Say how many lines in the records include the string "screenshot", adding no other words.
[Start of Material shown]
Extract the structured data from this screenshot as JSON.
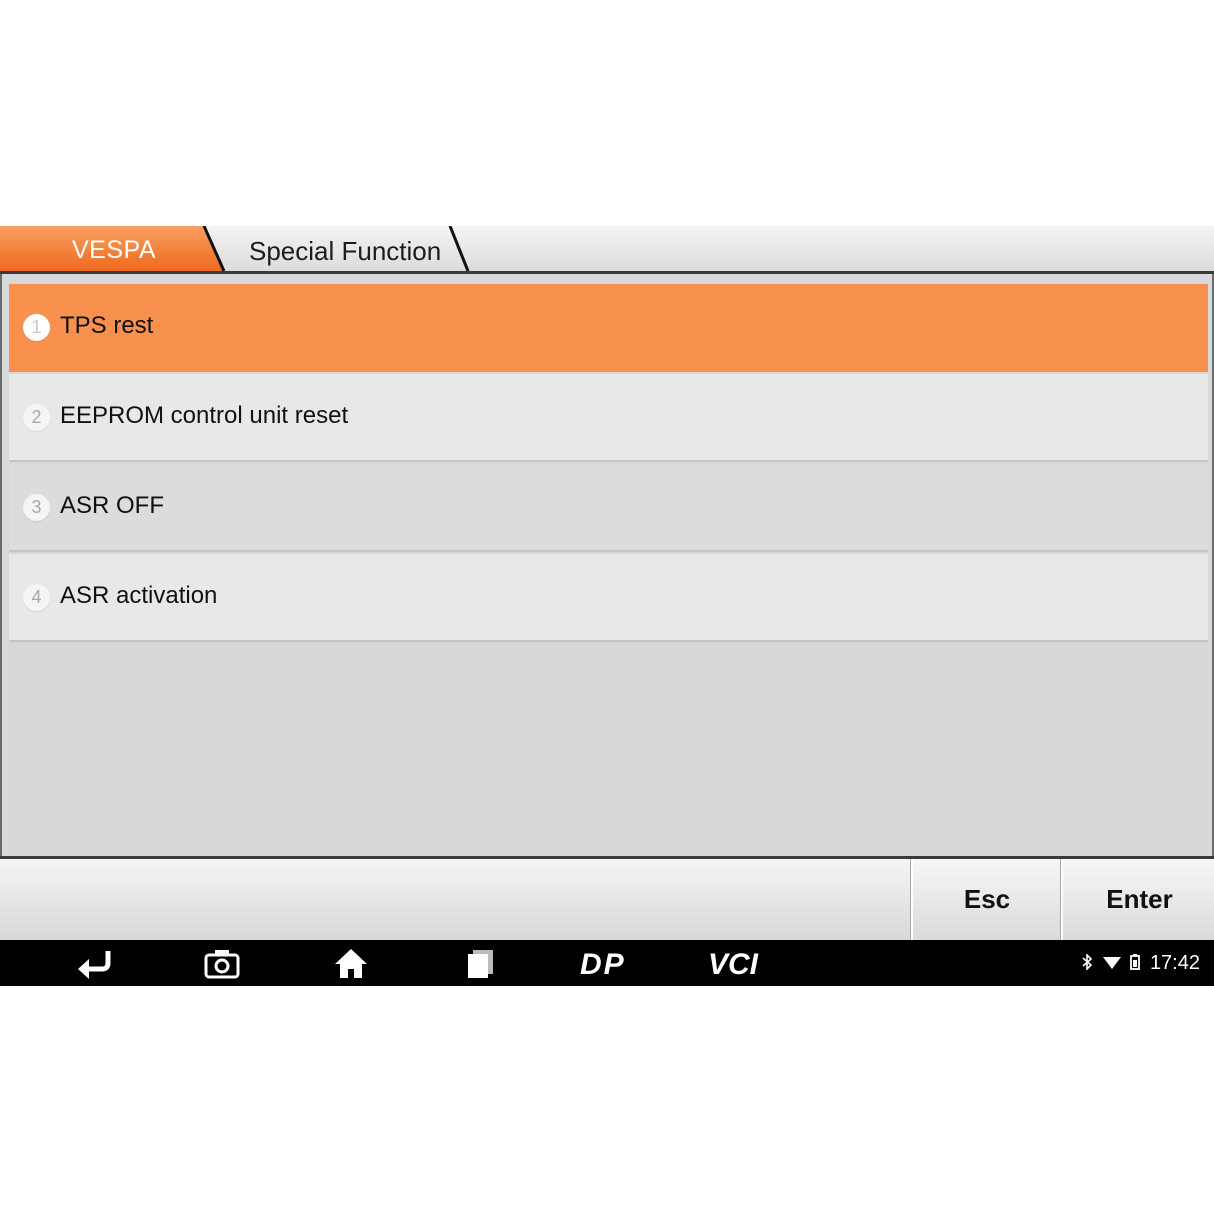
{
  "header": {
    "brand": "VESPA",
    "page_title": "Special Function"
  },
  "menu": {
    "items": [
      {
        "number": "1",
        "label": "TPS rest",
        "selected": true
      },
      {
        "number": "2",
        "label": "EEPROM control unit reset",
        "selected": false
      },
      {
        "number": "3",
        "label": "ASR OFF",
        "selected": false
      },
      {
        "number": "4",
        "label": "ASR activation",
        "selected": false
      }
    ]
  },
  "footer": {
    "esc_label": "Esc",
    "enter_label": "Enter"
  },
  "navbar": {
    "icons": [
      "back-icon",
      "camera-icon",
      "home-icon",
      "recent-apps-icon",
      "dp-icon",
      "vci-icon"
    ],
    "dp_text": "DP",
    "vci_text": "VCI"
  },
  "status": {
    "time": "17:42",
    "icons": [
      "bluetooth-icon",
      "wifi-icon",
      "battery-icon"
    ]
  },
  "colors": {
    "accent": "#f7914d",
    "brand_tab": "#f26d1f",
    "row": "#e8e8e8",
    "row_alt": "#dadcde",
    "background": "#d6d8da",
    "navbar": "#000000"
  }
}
[End of Material shown]
[Start of Material shown]
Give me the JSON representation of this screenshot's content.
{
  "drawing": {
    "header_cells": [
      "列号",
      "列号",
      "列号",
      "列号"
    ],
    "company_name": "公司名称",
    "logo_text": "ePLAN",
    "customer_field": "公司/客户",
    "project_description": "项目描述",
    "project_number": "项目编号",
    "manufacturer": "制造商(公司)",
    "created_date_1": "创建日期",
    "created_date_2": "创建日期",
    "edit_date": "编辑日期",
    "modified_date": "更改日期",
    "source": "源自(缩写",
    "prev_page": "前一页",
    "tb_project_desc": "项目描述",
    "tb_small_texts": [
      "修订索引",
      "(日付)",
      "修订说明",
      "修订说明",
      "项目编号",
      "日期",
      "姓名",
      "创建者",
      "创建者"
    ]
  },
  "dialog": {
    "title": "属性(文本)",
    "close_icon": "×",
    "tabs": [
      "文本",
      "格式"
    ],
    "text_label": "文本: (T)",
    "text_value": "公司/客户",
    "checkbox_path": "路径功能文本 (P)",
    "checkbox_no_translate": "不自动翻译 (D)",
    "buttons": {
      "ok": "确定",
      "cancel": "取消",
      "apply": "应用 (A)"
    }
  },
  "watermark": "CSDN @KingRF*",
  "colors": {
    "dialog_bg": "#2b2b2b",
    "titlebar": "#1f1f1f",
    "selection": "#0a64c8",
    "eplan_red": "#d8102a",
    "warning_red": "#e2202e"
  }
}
[End of Material shown]
**Complete response:**
2